_EXERCISE INPUTS_:

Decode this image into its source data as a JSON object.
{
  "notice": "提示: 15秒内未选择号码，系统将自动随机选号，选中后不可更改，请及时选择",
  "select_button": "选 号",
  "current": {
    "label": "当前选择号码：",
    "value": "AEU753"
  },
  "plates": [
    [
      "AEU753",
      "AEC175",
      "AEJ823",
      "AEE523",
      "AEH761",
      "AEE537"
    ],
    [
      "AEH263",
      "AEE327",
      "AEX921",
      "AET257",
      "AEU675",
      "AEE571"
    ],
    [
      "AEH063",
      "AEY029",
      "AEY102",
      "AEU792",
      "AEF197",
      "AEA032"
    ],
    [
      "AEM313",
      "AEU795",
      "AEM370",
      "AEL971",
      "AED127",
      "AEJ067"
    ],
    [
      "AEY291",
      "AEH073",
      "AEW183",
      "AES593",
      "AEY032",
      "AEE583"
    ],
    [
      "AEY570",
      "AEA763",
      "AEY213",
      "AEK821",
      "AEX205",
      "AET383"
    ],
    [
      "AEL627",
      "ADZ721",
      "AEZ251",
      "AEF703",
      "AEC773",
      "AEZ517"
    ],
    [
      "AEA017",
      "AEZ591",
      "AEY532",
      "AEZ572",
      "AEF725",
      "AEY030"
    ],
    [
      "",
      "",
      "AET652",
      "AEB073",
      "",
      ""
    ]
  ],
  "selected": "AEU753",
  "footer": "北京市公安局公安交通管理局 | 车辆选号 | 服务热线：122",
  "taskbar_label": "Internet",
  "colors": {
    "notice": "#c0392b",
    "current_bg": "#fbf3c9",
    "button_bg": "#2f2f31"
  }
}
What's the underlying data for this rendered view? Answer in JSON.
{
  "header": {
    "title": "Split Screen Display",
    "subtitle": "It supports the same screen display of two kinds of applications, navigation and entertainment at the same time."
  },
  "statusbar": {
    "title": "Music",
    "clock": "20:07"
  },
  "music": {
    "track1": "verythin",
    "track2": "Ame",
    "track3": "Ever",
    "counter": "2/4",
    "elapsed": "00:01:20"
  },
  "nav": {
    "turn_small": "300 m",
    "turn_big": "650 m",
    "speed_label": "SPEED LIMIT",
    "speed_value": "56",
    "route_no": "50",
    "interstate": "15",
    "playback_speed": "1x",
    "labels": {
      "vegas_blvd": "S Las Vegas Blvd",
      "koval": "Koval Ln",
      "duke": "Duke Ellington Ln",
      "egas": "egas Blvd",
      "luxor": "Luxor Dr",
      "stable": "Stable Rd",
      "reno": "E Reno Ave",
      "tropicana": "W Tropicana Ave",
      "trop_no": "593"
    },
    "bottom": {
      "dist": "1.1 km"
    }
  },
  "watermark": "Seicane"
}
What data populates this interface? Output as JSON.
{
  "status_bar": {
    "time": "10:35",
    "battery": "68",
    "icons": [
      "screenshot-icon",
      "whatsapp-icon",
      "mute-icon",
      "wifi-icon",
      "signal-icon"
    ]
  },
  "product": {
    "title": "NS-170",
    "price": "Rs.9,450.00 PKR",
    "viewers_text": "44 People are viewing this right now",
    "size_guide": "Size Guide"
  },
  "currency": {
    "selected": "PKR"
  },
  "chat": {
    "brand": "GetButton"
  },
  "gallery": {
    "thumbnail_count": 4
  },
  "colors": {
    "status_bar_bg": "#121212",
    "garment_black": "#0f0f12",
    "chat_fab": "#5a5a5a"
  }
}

_WRITTEN TASK_: Each line of the listing above should be output exactly.

_EXERCISE RESPONSE_:
Decode this image into its source data as a JSON object.
{
  "notice": "提示: 15秒内未选择号码，系统将自动随机选号，选中后不可更改，请及时选择",
  "select_button": "选 号",
  "current": {
    "label": "当前选择号码：",
    "value": "AEU753"
  },
  "plates": [
    [
      "AEU753",
      "AEC175",
      "AEJ823",
      "AEE523",
      "AEH761",
      "AEE537"
    ],
    [
      "AEH263",
      "AEE327",
      "AEX921",
      "AET257",
      "AEU675",
      "AEE571"
    ],
    [
      "AEH063",
      "AEY029",
      "AEY102",
      "AEU792",
      "AEF197",
      "AEA032"
    ],
    [
      "AEM313",
      "AEU795",
      "AEM370",
      "AEL971",
      "AED127",
      "AEJ067"
    ],
    [
      "AEY291",
      "AEH073",
      "AEW183",
      "AES593",
      "AEY032",
      "AEE583"
    ],
    [
      "AEY570",
      "AEA763",
      "AEY213",
      "AEK821",
      "AEX205",
      "AET383"
    ],
    [
      "AEL627",
      "ADZ721",
      "AEZ251",
      "AEF703",
      "AEC773",
      "AEZ517"
    ],
    [
      "AEA017",
      "AEZ591",
      "AEY532",
      "AEZ572",
      "AEF725",
      "AEY030"
    ],
    [
      "",
      "",
      "AET652",
      "AEB073",
      "",
      ""
    ]
  ],
  "selected": "AEU753",
  "footer": "北京市公安局公安交通管理局 | 车辆选号 | 服务热线：122",
  "taskbar_label": "Internet",
  "colors": {
    "notice": "#c0392b",
    "current_bg": "#fbf3c9",
    "button_bg": "#2f2f31"
  }
}
What's the underlying data for this rendered view? Answer in JSON.
{
  "header": {
    "title": "Split Screen Display",
    "subtitle": "It supports the same screen display of two kinds of applications, navigation and entertainment at the same time."
  },
  "statusbar": {
    "title": "Music",
    "clock": "20:07"
  },
  "music": {
    "track1": "verythin",
    "track2": "Ame",
    "track3": "Ever",
    "counter": "2/4",
    "elapsed": "00:01:20"
  },
  "nav": {
    "turn_small": "300 m",
    "turn_big": "650 m",
    "speed_label": "SPEED LIMIT",
    "speed_value": "56",
    "route_no": "50",
    "interstate": "15",
    "playback_speed": "1x",
    "labels": {
      "vegas_blvd": "S Las Vegas Blvd",
      "koval": "Koval Ln",
      "duke": "Duke Ellington Ln",
      "egas": "egas Blvd",
      "luxor": "Luxor Dr",
      "stable": "Stable Rd",
      "reno": "E Reno Ave",
      "tropicana": "W Tropicana Ave",
      "trop_no": "593"
    },
    "bottom": {
      "dist": "1.1 km"
    }
  },
  "watermark": "Seicane"
}
What data populates this interface? Output as JSON.
{
  "status_bar": {
    "time": "10:35",
    "battery": "68",
    "icons": [
      "screenshot-icon",
      "whatsapp-icon",
      "mute-icon",
      "wifi-icon",
      "signal-icon"
    ]
  },
  "product": {
    "title": "NS-170",
    "price": "Rs.9,450.00 PKR",
    "viewers_text": "44 People are viewing this right now",
    "size_guide": "Size Guide"
  },
  "currency": {
    "selected": "PKR"
  },
  "chat": {
    "brand": "GetButton"
  },
  "gallery": {
    "thumbnail_count": 4
  },
  "colors": {
    "status_bar_bg": "#121212",
    "garment_black": "#0f0f12",
    "chat_fab": "#5a5a5a"
  }
}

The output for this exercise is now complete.